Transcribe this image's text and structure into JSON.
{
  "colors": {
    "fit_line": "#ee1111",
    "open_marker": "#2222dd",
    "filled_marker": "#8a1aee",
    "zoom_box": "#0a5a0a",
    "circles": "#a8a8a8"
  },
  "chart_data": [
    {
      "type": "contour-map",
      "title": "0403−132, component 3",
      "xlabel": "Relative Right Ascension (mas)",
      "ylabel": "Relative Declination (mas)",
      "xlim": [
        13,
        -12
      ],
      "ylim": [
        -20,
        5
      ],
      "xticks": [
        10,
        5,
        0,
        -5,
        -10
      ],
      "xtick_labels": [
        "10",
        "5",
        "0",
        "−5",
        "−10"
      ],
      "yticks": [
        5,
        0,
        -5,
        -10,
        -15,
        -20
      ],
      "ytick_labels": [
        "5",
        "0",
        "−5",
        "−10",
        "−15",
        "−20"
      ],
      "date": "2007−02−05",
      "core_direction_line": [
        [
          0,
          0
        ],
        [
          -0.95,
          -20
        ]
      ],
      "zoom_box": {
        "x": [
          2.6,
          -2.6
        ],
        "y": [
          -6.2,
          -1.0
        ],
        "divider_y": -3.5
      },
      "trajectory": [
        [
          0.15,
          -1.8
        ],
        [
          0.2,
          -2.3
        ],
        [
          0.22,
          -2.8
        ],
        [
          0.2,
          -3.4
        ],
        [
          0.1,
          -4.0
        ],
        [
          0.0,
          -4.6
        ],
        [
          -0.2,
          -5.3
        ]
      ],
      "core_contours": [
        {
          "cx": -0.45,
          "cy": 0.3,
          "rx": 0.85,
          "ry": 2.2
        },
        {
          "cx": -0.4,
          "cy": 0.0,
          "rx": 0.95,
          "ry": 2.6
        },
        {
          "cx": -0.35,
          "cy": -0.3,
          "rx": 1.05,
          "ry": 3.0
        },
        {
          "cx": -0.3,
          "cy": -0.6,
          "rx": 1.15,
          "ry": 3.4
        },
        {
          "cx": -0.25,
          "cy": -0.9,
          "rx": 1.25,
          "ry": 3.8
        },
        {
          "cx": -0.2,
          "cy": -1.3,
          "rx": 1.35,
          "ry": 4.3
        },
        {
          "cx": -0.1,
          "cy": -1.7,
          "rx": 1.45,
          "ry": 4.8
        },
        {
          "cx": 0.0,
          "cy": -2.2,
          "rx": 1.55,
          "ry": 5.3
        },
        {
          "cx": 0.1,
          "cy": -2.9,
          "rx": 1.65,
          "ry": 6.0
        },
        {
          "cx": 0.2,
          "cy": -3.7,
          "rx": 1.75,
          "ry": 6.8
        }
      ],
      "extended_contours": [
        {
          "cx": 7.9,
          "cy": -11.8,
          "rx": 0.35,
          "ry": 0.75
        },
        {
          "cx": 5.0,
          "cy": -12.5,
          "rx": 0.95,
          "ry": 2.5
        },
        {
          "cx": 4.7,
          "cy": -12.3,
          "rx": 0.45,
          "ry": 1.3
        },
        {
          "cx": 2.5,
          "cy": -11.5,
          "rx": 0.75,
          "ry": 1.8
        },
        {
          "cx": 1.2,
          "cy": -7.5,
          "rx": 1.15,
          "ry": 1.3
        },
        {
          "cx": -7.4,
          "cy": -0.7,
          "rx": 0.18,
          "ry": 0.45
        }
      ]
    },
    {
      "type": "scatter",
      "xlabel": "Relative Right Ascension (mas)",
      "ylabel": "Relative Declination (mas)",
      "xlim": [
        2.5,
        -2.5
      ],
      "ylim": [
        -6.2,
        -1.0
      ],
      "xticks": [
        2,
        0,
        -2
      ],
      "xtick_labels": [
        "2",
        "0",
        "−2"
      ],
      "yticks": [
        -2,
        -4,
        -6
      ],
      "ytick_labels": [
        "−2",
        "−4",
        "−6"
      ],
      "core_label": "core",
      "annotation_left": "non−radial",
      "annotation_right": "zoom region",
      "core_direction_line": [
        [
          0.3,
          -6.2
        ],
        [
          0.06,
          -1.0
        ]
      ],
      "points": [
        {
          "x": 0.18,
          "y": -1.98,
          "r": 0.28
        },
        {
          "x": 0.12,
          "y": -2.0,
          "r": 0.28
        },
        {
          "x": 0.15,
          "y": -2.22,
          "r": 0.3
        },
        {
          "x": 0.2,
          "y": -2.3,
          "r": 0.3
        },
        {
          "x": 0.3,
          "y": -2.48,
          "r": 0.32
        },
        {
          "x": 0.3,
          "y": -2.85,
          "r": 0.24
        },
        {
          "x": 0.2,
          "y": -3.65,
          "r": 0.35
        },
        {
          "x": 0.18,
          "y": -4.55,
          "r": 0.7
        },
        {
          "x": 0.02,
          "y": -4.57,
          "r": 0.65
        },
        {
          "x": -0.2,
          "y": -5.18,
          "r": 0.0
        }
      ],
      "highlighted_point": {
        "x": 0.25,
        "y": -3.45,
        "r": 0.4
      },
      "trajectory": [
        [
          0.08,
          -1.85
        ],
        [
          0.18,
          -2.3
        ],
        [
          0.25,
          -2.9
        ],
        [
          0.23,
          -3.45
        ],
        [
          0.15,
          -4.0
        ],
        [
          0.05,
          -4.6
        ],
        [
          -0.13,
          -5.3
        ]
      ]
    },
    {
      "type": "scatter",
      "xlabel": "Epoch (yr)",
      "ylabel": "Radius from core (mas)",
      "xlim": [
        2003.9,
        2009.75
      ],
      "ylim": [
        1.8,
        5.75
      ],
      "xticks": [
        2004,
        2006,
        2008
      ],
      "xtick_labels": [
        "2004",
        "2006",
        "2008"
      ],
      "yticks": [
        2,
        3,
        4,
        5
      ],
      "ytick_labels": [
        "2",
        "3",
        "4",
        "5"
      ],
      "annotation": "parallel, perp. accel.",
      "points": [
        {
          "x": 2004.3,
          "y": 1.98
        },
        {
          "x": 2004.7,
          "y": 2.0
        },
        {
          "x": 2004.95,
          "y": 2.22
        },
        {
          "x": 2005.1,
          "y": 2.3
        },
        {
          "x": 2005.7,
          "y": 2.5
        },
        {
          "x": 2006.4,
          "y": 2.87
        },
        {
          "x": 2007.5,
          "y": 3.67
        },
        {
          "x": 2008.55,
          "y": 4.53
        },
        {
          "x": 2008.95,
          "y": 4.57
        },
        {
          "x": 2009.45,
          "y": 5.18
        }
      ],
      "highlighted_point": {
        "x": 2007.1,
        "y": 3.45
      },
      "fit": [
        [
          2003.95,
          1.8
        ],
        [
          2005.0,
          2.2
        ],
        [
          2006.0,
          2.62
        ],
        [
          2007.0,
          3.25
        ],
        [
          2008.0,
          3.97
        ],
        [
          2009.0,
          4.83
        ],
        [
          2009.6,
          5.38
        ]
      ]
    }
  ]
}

........

To be done: Print all of the data exactly as it was given.

Task output:
Transcribe this image's text and structure into JSON.
{
  "colors": {
    "fit_line": "#ee1111",
    "open_marker": "#2222dd",
    "filled_marker": "#8a1aee",
    "zoom_box": "#0a5a0a",
    "circles": "#a8a8a8"
  },
  "chart_data": [
    {
      "type": "contour-map",
      "title": "0403−132, component 3",
      "xlabel": "Relative Right Ascension (mas)",
      "ylabel": "Relative Declination (mas)",
      "xlim": [
        13,
        -12
      ],
      "ylim": [
        -20,
        5
      ],
      "xticks": [
        10,
        5,
        0,
        -5,
        -10
      ],
      "xtick_labels": [
        "10",
        "5",
        "0",
        "−5",
        "−10"
      ],
      "yticks": [
        5,
        0,
        -5,
        -10,
        -15,
        -20
      ],
      "ytick_labels": [
        "5",
        "0",
        "−5",
        "−10",
        "−15",
        "−20"
      ],
      "date": "2007−02−05",
      "core_direction_line": [
        [
          0,
          0
        ],
        [
          -0.95,
          -20
        ]
      ],
      "zoom_box": {
        "x": [
          2.6,
          -2.6
        ],
        "y": [
          -6.2,
          -1.0
        ],
        "divider_y": -3.5
      },
      "trajectory": [
        [
          0.15,
          -1.8
        ],
        [
          0.2,
          -2.3
        ],
        [
          0.22,
          -2.8
        ],
        [
          0.2,
          -3.4
        ],
        [
          0.1,
          -4.0
        ],
        [
          0.0,
          -4.6
        ],
        [
          -0.2,
          -5.3
        ]
      ],
      "core_contours": [
        {
          "cx": -0.45,
          "cy": 0.3,
          "rx": 0.85,
          "ry": 2.2
        },
        {
          "cx": -0.4,
          "cy": 0.0,
          "rx": 0.95,
          "ry": 2.6
        },
        {
          "cx": -0.35,
          "cy": -0.3,
          "rx": 1.05,
          "ry": 3.0
        },
        {
          "cx": -0.3,
          "cy": -0.6,
          "rx": 1.15,
          "ry": 3.4
        },
        {
          "cx": -0.25,
          "cy": -0.9,
          "rx": 1.25,
          "ry": 3.8
        },
        {
          "cx": -0.2,
          "cy": -1.3,
          "rx": 1.35,
          "ry": 4.3
        },
        {
          "cx": -0.1,
          "cy": -1.7,
          "rx": 1.45,
          "ry": 4.8
        },
        {
          "cx": 0.0,
          "cy": -2.2,
          "rx": 1.55,
          "ry": 5.3
        },
        {
          "cx": 0.1,
          "cy": -2.9,
          "rx": 1.65,
          "ry": 6.0
        },
        {
          "cx": 0.2,
          "cy": -3.7,
          "rx": 1.75,
          "ry": 6.8
        }
      ],
      "extended_contours": [
        {
          "cx": 7.9,
          "cy": -11.8,
          "rx": 0.35,
          "ry": 0.75
        },
        {
          "cx": 5.0,
          "cy": -12.5,
          "rx": 0.95,
          "ry": 2.5
        },
        {
          "cx": 4.7,
          "cy": -12.3,
          "rx": 0.45,
          "ry": 1.3
        },
        {
          "cx": 2.5,
          "cy": -11.5,
          "rx": 0.75,
          "ry": 1.8
        },
        {
          "cx": 1.2,
          "cy": -7.5,
          "rx": 1.15,
          "ry": 1.3
        },
        {
          "cx": -7.4,
          "cy": -0.7,
          "rx": 0.18,
          "ry": 0.45
        }
      ]
    },
    {
      "type": "scatter",
      "xlabel": "Relative Right Ascension (mas)",
      "ylabel": "Relative Declination (mas)",
      "xlim": [
        2.5,
        -2.5
      ],
      "ylim": [
        -6.2,
        -1.0
      ],
      "xticks": [
        2,
        0,
        -2
      ],
      "xtick_labels": [
        "2",
        "0",
        "−2"
      ],
      "yticks": [
        -2,
        -4,
        -6
      ],
      "ytick_labels": [
        "−2",
        "−4",
        "−6"
      ],
      "core_label": "core",
      "annotation_left": "non−radial",
      "annotation_right": "zoom region",
      "core_direction_line": [
        [
          0.3,
          -6.2
        ],
        [
          0.06,
          -1.0
        ]
      ],
      "points": [
        {
          "x": 0.18,
          "y": -1.98,
          "r": 0.28
        },
        {
          "x": 0.12,
          "y": -2.0,
          "r": 0.28
        },
        {
          "x": 0.15,
          "y": -2.22,
          "r": 0.3
        },
        {
          "x": 0.2,
          "y": -2.3,
          "r": 0.3
        },
        {
          "x": 0.3,
          "y": -2.48,
          "r": 0.32
        },
        {
          "x": 0.3,
          "y": -2.85,
          "r": 0.24
        },
        {
          "x": 0.2,
          "y": -3.65,
          "r": 0.35
        },
        {
          "x": 0.18,
          "y": -4.55,
          "r": 0.7
        },
        {
          "x": 0.02,
          "y": -4.57,
          "r": 0.65
        },
        {
          "x": -0.2,
          "y": -5.18,
          "r": 0.0
        }
      ],
      "highlighted_point": {
        "x": 0.25,
        "y": -3.45,
        "r": 0.4
      },
      "trajectory": [
        [
          0.08,
          -1.85
        ],
        [
          0.18,
          -2.3
        ],
        [
          0.25,
          -2.9
        ],
        [
          0.23,
          -3.45
        ],
        [
          0.15,
          -4.0
        ],
        [
          0.05,
          -4.6
        ],
        [
          -0.13,
          -5.3
        ]
      ]
    },
    {
      "type": "scatter",
      "xlabel": "Epoch (yr)",
      "ylabel": "Radius from core (mas)",
      "xlim": [
        2003.9,
        2009.75
      ],
      "ylim": [
        1.8,
        5.75
      ],
      "xticks": [
        2004,
        2006,
        2008
      ],
      "xtick_labels": [
        "2004",
        "2006",
        "2008"
      ],
      "yticks": [
        2,
        3,
        4,
        5
      ],
      "ytick_labels": [
        "2",
        "3",
        "4",
        "5"
      ],
      "annotation": "parallel, perp. accel.",
      "points": [
        {
          "x": 2004.3,
          "y": 1.98
        },
        {
          "x": 2004.7,
          "y": 2.0
        },
        {
          "x": 2004.95,
          "y": 2.22
        },
        {
          "x": 2005.1,
          "y": 2.3
        },
        {
          "x": 2005.7,
          "y": 2.5
        },
        {
          "x": 2006.4,
          "y": 2.87
        },
        {
          "x": 2007.5,
          "y": 3.67
        },
        {
          "x": 2008.55,
          "y": 4.53
        },
        {
          "x": 2008.95,
          "y": 4.57
        },
        {
          "x": 2009.45,
          "y": 5.18
        }
      ],
      "highlighted_point": {
        "x": 2007.1,
        "y": 3.45
      },
      "fit": [
        [
          2003.95,
          1.8
        ],
        [
          2005.0,
          2.2
        ],
        [
          2006.0,
          2.62
        ],
        [
          2007.0,
          3.25
        ],
        [
          2008.0,
          3.97
        ],
        [
          2009.0,
          4.83
        ],
        [
          2009.6,
          5.38
        ]
      ]
    }
  ]
}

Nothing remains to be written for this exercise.